> _Written instruction_: Of the lines in the data below, count the ones holding the string "value", and answer with that number only.

start Records for the task

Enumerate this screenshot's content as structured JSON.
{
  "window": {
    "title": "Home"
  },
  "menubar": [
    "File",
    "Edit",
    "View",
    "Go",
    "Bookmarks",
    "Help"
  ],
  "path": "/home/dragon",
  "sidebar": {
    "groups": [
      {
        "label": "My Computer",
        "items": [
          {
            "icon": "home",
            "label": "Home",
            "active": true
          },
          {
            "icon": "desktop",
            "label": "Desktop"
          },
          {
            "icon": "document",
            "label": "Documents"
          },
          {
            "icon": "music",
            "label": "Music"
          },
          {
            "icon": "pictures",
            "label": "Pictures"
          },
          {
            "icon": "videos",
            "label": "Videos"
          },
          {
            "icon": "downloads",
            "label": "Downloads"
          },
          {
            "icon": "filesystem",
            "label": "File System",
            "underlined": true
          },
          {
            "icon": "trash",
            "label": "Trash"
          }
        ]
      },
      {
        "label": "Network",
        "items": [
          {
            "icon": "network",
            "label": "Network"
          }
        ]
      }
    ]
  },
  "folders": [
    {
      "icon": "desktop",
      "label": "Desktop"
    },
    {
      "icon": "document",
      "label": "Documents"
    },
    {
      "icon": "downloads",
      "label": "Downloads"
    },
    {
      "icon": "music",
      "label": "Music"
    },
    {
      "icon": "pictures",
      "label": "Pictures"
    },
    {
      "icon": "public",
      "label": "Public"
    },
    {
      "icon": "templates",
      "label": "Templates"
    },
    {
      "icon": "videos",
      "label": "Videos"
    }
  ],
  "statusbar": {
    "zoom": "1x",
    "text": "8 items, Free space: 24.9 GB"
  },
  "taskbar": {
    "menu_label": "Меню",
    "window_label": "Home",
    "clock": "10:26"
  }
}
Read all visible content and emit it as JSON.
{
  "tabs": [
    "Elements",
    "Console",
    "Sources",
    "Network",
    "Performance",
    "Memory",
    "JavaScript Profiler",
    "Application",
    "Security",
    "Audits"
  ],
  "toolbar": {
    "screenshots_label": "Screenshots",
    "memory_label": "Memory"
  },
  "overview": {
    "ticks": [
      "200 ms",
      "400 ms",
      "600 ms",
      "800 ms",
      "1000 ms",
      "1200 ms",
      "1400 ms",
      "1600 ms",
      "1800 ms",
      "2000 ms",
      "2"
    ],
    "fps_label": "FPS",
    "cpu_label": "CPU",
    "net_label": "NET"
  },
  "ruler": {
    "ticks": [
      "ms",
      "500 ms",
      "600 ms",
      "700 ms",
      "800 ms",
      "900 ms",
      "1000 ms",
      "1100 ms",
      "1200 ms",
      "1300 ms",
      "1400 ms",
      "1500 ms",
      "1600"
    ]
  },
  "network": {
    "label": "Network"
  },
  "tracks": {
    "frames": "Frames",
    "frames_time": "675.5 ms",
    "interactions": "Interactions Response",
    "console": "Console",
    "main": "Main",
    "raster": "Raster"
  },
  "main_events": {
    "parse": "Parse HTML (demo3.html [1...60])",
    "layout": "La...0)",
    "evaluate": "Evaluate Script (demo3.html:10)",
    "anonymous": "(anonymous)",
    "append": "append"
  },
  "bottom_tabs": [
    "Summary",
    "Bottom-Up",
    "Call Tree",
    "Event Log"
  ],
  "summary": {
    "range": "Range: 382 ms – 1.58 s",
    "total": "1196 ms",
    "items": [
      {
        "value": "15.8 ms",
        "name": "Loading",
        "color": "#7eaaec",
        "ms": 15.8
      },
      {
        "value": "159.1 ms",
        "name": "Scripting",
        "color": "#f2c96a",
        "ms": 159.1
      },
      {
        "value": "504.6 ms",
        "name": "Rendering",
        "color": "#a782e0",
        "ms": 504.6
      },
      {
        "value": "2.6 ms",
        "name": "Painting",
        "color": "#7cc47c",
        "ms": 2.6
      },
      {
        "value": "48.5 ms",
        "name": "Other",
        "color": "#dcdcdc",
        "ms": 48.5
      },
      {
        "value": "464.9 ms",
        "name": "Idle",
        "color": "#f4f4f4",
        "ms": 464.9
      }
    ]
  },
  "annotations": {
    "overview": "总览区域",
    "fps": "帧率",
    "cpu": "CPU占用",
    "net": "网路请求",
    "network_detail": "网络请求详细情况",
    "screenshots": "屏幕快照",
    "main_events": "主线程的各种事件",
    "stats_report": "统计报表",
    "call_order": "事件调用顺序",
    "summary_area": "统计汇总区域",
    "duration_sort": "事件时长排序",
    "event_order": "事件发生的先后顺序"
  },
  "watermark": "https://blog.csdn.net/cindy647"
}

end Records for the task

> _Solution_: 6